-- Opening Marker --
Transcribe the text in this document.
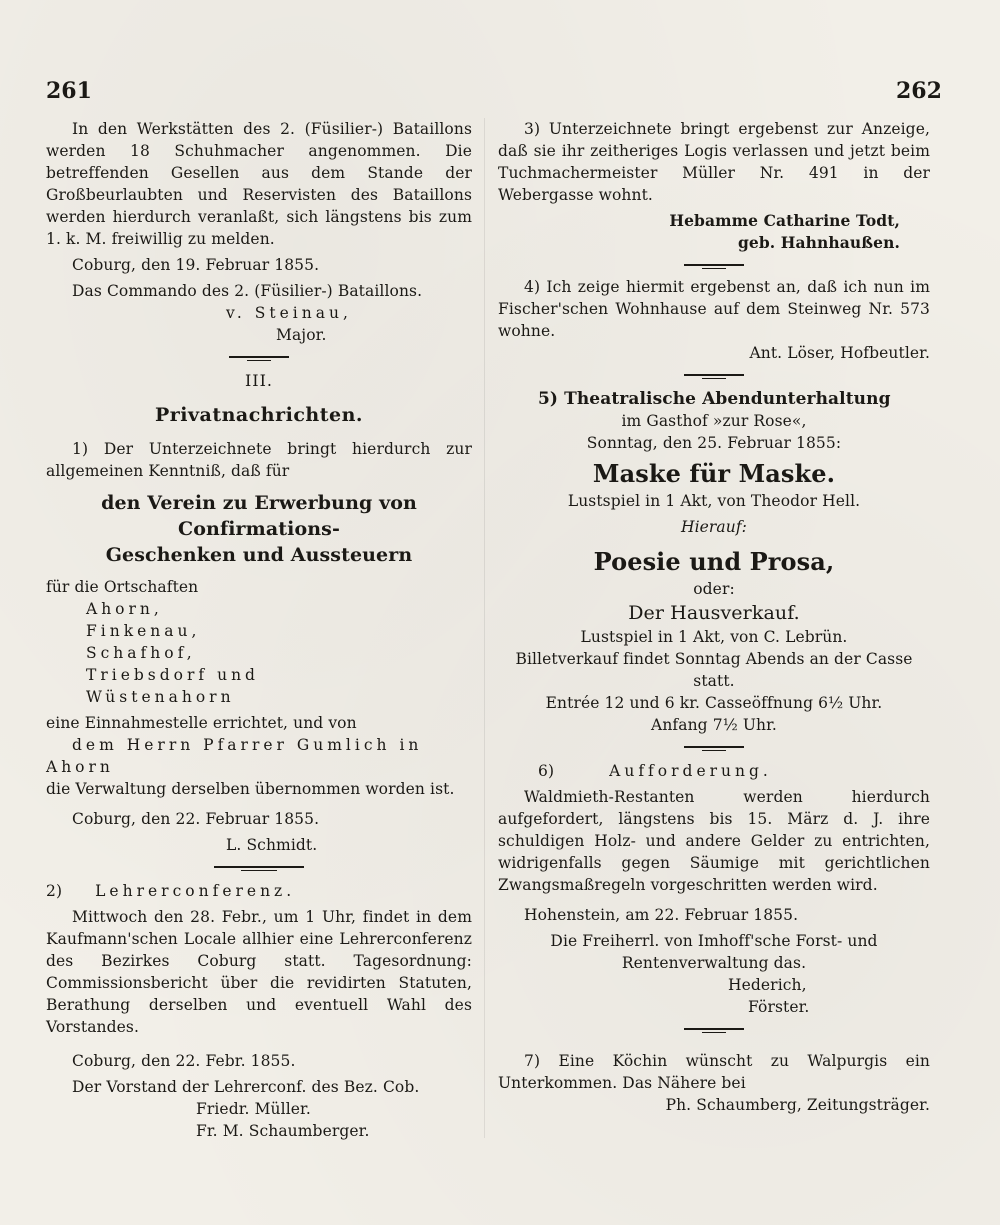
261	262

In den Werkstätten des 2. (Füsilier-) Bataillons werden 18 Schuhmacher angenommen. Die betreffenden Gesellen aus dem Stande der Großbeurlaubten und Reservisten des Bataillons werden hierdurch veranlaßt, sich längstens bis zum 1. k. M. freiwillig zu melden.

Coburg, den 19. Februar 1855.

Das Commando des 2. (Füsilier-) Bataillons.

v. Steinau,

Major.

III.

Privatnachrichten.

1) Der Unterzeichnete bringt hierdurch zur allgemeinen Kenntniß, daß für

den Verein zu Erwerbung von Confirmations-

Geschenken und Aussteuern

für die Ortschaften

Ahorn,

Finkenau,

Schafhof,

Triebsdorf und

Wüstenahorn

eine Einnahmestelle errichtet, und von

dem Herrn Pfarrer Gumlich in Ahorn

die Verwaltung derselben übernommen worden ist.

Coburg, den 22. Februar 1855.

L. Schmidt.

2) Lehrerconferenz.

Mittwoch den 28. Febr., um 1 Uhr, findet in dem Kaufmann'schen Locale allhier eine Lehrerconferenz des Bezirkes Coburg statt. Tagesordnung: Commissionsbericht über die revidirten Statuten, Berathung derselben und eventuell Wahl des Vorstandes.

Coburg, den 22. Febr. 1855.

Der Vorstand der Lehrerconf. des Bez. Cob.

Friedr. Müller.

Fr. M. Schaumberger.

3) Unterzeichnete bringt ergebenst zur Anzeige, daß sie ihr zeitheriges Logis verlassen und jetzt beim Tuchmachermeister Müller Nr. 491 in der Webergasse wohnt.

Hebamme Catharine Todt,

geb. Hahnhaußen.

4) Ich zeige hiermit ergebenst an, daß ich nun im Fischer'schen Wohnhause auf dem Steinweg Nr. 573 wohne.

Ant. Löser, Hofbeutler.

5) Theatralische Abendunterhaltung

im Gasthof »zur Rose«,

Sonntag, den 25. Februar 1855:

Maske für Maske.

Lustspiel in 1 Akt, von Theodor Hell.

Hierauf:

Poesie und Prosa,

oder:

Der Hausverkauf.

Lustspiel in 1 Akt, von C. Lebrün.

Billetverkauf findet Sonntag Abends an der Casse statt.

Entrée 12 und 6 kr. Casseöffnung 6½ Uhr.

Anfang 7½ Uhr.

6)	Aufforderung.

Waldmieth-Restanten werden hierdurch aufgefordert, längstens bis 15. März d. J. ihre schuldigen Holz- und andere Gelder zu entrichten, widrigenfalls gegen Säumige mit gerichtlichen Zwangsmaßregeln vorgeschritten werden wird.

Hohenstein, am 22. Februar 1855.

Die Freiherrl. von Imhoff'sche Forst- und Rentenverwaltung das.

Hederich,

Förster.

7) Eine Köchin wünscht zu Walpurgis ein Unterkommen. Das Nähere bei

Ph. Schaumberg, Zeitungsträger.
-- Closing Marker --
▶ What is needed: Once the pictures are set aside, please reproduce the remaining material word for word.

▶ Finished exercise:
Transcribe the text in this document.
261	262

In den Werkstätten des 2. (Füsilier-) Bataillons werden 18 Schuhmacher angenommen. Die betreffenden Gesellen aus dem Stande der Großbeurlaubten und Reservisten des Bataillons werden hierdurch veranlaßt, sich längstens bis zum 1. k. M. freiwillig zu melden.

Coburg, den 19. Februar 1855.

Das Commando des 2. (Füsilier-) Bataillons.

v. Steinau,

Major.

III.

Privatnachrichten.

1) Der Unterzeichnete bringt hierdurch zur allgemeinen Kenntniß, daß für

den Verein zu Erwerbung von Confirmations-

Geschenken und Aussteuern

für die Ortschaften

Ahorn,

Finkenau,

Schafhof,

Triebsdorf und

Wüstenahorn

eine Einnahmestelle errichtet, und von

dem Herrn Pfarrer Gumlich in Ahorn

die Verwaltung derselben übernommen worden ist.

Coburg, den 22. Februar 1855.

L. Schmidt.

2) Lehrerconferenz.

Mittwoch den 28. Febr., um 1 Uhr, findet in dem Kaufmann'schen Locale allhier eine Lehrerconferenz des Bezirkes Coburg statt. Tagesordnung: Commissionsbericht über die revidirten Statuten, Berathung derselben und eventuell Wahl des Vorstandes.

Coburg, den 22. Febr. 1855.

Der Vorstand der Lehrerconf. des Bez. Cob.

Friedr. Müller.

Fr. M. Schaumberger.

3) Unterzeichnete bringt ergebenst zur Anzeige, daß sie ihr zeitheriges Logis verlassen und jetzt beim Tuchmachermeister Müller Nr. 491 in der Webergasse wohnt.

Hebamme Catharine Todt,

geb. Hahnhaußen.

4) Ich zeige hiermit ergebenst an, daß ich nun im Fischer'schen Wohnhause auf dem Steinweg Nr. 573 wohne.

Ant. Löser, Hofbeutler.

5) Theatralische Abendunterhaltung

im Gasthof »zur Rose«,

Sonntag, den 25. Februar 1855:

Maske für Maske.

Lustspiel in 1 Akt, von Theodor Hell.

Hierauf:

Poesie und Prosa,

oder:

Der Hausverkauf.

Lustspiel in 1 Akt, von C. Lebrün.

Billetverkauf findet Sonntag Abends an der Casse statt.

Entrée 12 und 6 kr. Casseöffnung 6½ Uhr.

Anfang 7½ Uhr.

6)	Aufforderung.

Waldmieth-Restanten werden hierdurch aufgefordert, längstens bis 15. März d. J. ihre schuldigen Holz- und andere Gelder zu entrichten, widrigenfalls gegen Säumige mit gerichtlichen Zwangsmaßregeln vorgeschritten werden wird.

Hohenstein, am 22. Februar 1855.

Die Freiherrl. von Imhoff'sche Forst- und Rentenverwaltung das.

Hederich,

Förster.

7) Eine Köchin wünscht zu Walpurgis ein Unterkommen. Das Nähere bei

Ph. Schaumberg, Zeitungsträger.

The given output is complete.